──────── Given records ────────

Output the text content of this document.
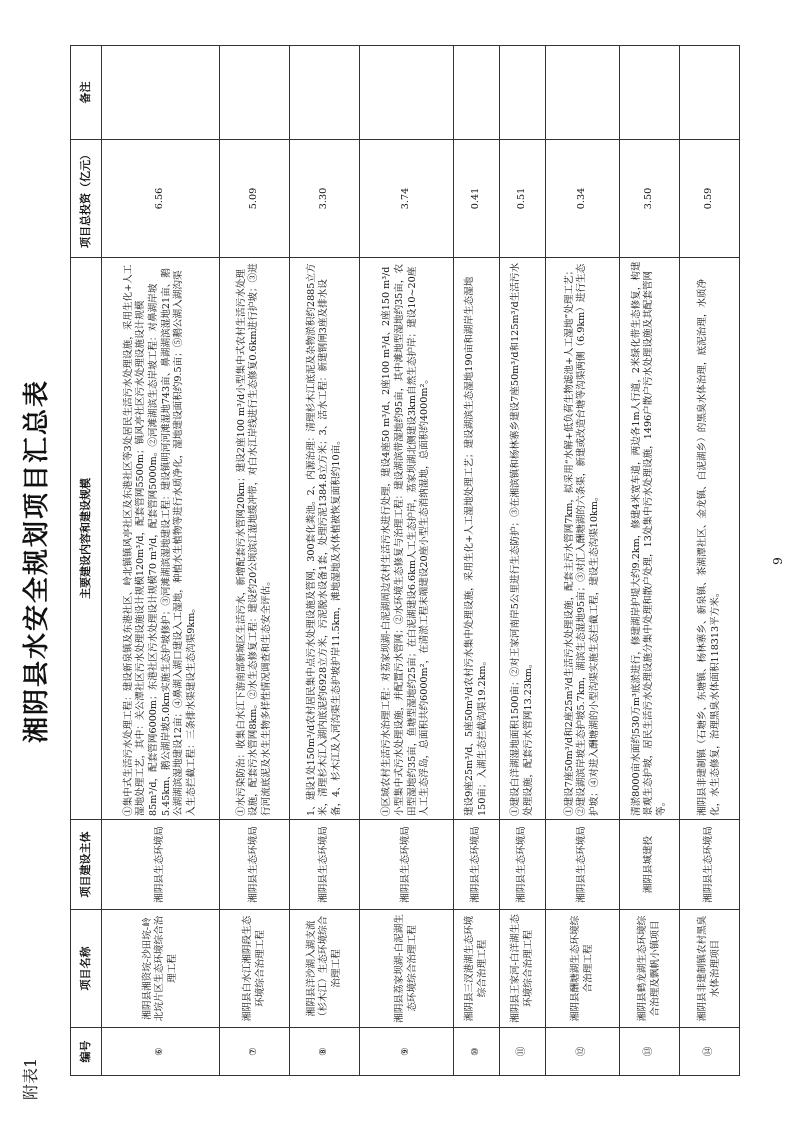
附表1
湘阴县水安全规划项目汇总表
编号	项目名称	项目建设主体	主要建设内容和建设规模	项目总投资（亿元）	备注
⑥	湘阴县湘资垸-沙田垸-岭北垸片区生态环境综合治理工程	湘阴县生态环境局	①集中式生活污水处理工程：建设新泉镇及东港社区、岭北镇镇风亭社区及东港社区等3处居民生活污水处理设施，采用生化+人工湿地处理工艺，其中：关公潭社区污水处理设施设计规模120m³/d，配套管网5500m；镇风亭社区污水处理设施设计规模85m³/d，配套管网6000m；东港社区污水处理设计规模70 m³/d，配套管网5000m。②河滩湖滨生态岸坡工程：对鼻湖岸坡5.45km、鹅公湖岸坡5.0km实施生态护坡修护；③河滩湖滨湿地建设工程：建设镇明河河滩湿地743亩、鼻湖湖滨湿地21亩、鹅公湖湖滨湿地建设12亩；④鼻湖入湖口建设入工湿地，种植水生植物等进行水质净化，湿地建设面积约9.5亩；⑤鹅公湖入湖沟渠入生态拦截工程：三条排水渠建设生态沟渠9km。	6.56	
⑦	湘阴县白水江湘阴段生态环境综合治理工程	湘阴县生态环境局	①水污染防治：收集白水江下游南部新城区生活污水，新增配套污水管网20km；建设2座100 m³/d小型集中式农村生活污水处理设施，配套污水管网8km。②水生态修复工程：建设约20公顷滨江湿地缓冲带，对白水江岸线进行生态修复0.6km进行护坡；③进行河流底泥及水生生物多样性情况调查和生态安全评估。	5.09	
⑧	湘阴县洋沙湖入湖支流（杉木江）生态环境综合治理工程	湘阴县生态环境局	1、建设1处150m³/d农村居民集中点污水处理设施及管网，300套化粪池。2、内源治理：清理杉木江底泥及杂物淤积约2885立方米，清理杉木江入湖内底泥约6928立方米，污泥脱水设备1套，处理污泥1384.8立方米；3、活水工程：新建钢闸3座及排水设备，4、杉木江及入河沟渠生态护坡护岸11.5km，滩地湿地及水体植被恢复面积约10亩。	3.30	
⑨	湘阴县荔家坝湖-白泥湖生态环境综合治理工程	湘阴县生态环境局	①区域农村生活污水治理工程：对荔家坝湖-白泥湖周边农村生活污水进行处理，建设4座50 m³/d、2座100 m³/d、2座150 m³/d小型集中式污水处理设施，并配置污水管网；②水环境生态修复与治理工程：建设湖滨带湿地约95亩，其中滩地型湿地约35亩，农田型湿地约35亩，鱼塘型湿地约25亩；在白泥湖建设6.6km人工生态护岸，荔家坝湖北侧建设3km自然生态护岸；建设10~20座人工生态浮岛，总面积共约6000m²，在清淤工程末端建设20座小型生态消纳湿地，总面积约4000m²。	3.74	
⑩	湘阴县三汊港湖生态环境综合治理工程	湘阴县生态环境局	建设9座25m³/d、5座50m³/d农村污水集中处理设施，采用生化+人工湿地处理工艺；建设湖滨生态湿地190亩和湖岸生态湿地150亩；入湖生态拦截沟渠19.2km。	0.41	
⑪	湘阴县王家河-白洋湖生态环境综合治理工程	湘阴县生态环境局	①建设白洋湖湿地面积1500亩；②对王家河南岸5公里进行生态防护；③在湘滨镇和杨林寨乡建设7座50m³/d和125m³/d生活污水处理设施，配套污水管网13.23km。	0.51	
⑫	湘阴县酬塘湖生态环境综合治理工程	湘阴县生态环境局	①建设7座50m³/d和2座25m³/d生活污水处理设施，配套主污水管网7km，拟采用“水解+低负荷生物滤池+人工湿地”处理工艺；②建设湖滨岸坡生态护坡5.7km，湖滨生态湿地95亩；③对汇入酬塘湖的六条渠，新建或改造台塘等沟渠两侧（6.9km）进行生态护坡；④对进入酬塘湖的小型沟渠实施生态拦截工程，建设生态沟渠10km。	0.34	
⑬	湘阴县鹤龙湖生态环境综合治理及飘帆小镇项目	湘阴县城建投	清淤8000亩水面约530万m³底淤进行，修建湖岸护堤大约9.2km，修建4米宽车道，两边各1m人行道，2米绿化带生态修复，构建景观生态护坡，居民生活污水处理设施分集中处理和散户处理，13处集中污水处理设施，1496户散户污水处理设施及其配套管网等。	3.50	
⑭	湘阴县非建制镇农村黑臭水体治理项目	湘阴县生态环境局	湘阴县非建制镇（石塘乡、东塘镇、杨林寨乡、新泉镇、茶湖潭社区、金龙镇、白泥湖乡）的黑臭水体治理，底泥治理，水质净化，水生态修复，治理黑臭水体面积118313平方米。	0.59	
9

────────

> Exercise objective
Copy the records above exactly, leaving out every picture.

> Answer for this exercise
Output the text content of this document.
附表1
湘阴县水安全规划项目汇总表
编号	项目名称	项目建设主体	主要建设内容和建设规模	项目总投资（亿元）	备注
⑥	湘阴县湘资垸-沙田垸-岭北垸片区生态环境综合治理工程	湘阴县生态环境局	①集中式生活污水处理工程：建设新泉镇及东港社区、岭北镇镇风亭社区及东港社区等3处居民生活污水处理设施，采用生化+人工湿地处理工艺，其中：关公潭社区污水处理设施设计规模120m³/d，配套管网5500m；镇风亭社区污水处理设施设计规模85m³/d，配套管网6000m；东港社区污水处理设计规模70 m³/d，配套管网5000m。②河滩湖滨生态岸坡工程：对鼻湖岸坡5.45km、鹅公湖岸坡5.0km实施生态护坡修护；③河滩湖滨湿地建设工程：建设镇明河河滩湿地743亩、鼻湖湖滨湿地21亩、鹅公湖湖滨湿地建设12亩；④鼻湖入湖口建设入工湿地，种植水生植物等进行水质净化，湿地建设面积约9.5亩；⑤鹅公湖入湖沟渠入生态拦截工程：三条排水渠建设生态沟渠9km。	6.56	
⑦	湘阴县白水江湘阴段生态环境综合治理工程	湘阴县生态环境局	①水污染防治：收集白水江下游南部新城区生活污水，新增配套污水管网20km；建设2座100 m³/d小型集中式农村生活污水处理设施，配套污水管网8km。②水生态修复工程：建设约20公顷滨江湿地缓冲带，对白水江岸线进行生态修复0.6km进行护坡；③进行河流底泥及水生生物多样性情况调查和生态安全评估。	5.09	
⑧	湘阴县洋沙湖入湖支流（杉木江）生态环境综合治理工程	湘阴县生态环境局	1、建设1处150m³/d农村居民集中点污水处理设施及管网，300套化粪池。2、内源治理：清理杉木江底泥及杂物淤积约2885立方米，清理杉木江入湖内底泥约6928立方米，污泥脱水设备1套，处理污泥1384.8立方米；3、活水工程：新建钢闸3座及排水设备，4、杉木江及入河沟渠生态护坡护岸11.5km，滩地湿地及水体植被恢复面积约10亩。	3.30	
⑨	湘阴县荔家坝湖-白泥湖生态环境综合治理工程	湘阴县生态环境局	①区域农村生活污水治理工程：对荔家坝湖-白泥湖周边农村生活污水进行处理，建设4座50 m³/d、2座100 m³/d、2座150 m³/d小型集中式污水处理设施，并配置污水管网；②水环境生态修复与治理工程：建设湖滨带湿地约95亩，其中滩地型湿地约35亩，农田型湿地约35亩，鱼塘型湿地约25亩；在白泥湖建设6.6km人工生态护岸，荔家坝湖北侧建设3km自然生态护岸；建设10~20座人工生态浮岛，总面积共约6000m²，在清淤工程末端建设20座小型生态消纳湿地，总面积约4000m²。	3.74	
⑩	湘阴县三汊港湖生态环境综合治理工程	湘阴县生态环境局	建设9座25m³/d、5座50m³/d农村污水集中处理设施，采用生化+人工湿地处理工艺；建设湖滨生态湿地190亩和湖岸生态湿地150亩；入湖生态拦截沟渠19.2km。	0.41	
⑪	湘阴县王家河-白洋湖生态环境综合治理工程	湘阴县生态环境局	①建设白洋湖湿地面积1500亩；②对王家河南岸5公里进行生态防护；③在湘滨镇和杨林寨乡建设7座50m³/d和125m³/d生活污水处理设施，配套污水管网13.23km。	0.51	
⑫	湘阴县酬塘湖生态环境综合治理工程	湘阴县生态环境局	①建设7座50m³/d和2座25m³/d生活污水处理设施，配套主污水管网7km，拟采用“水解+低负荷生物滤池+人工湿地”处理工艺；②建设湖滨岸坡生态护坡5.7km，湖滨生态湿地95亩；③对汇入酬塘湖的六条渠，新建或改造台塘等沟渠两侧（6.9km）进行生态护坡；④对进入酬塘湖的小型沟渠实施生态拦截工程，建设生态沟渠10km。	0.34	
⑬	湘阴县鹤龙湖生态环境综合治理及飘帆小镇项目	湘阴县城建投	清淤8000亩水面约530万m³底淤进行，修建湖岸护堤大约9.2km，修建4米宽车道，两边各1m人行道，2米绿化带生态修复，构建景观生态护坡，居民生活污水处理设施分集中处理和散户处理，13处集中污水处理设施，1496户散户污水处理设施及其配套管网等。	3.50	
⑭	湘阴县非建制镇农村黑臭水体治理项目	湘阴县生态环境局	湘阴县非建制镇（石塘乡、东塘镇、杨林寨乡、新泉镇、茶湖潭社区、金龙镇、白泥湖乡）的黑臭水体治理，底泥治理，水质净化，水生态修复，治理黑臭水体面积118313平方米。	0.59	
9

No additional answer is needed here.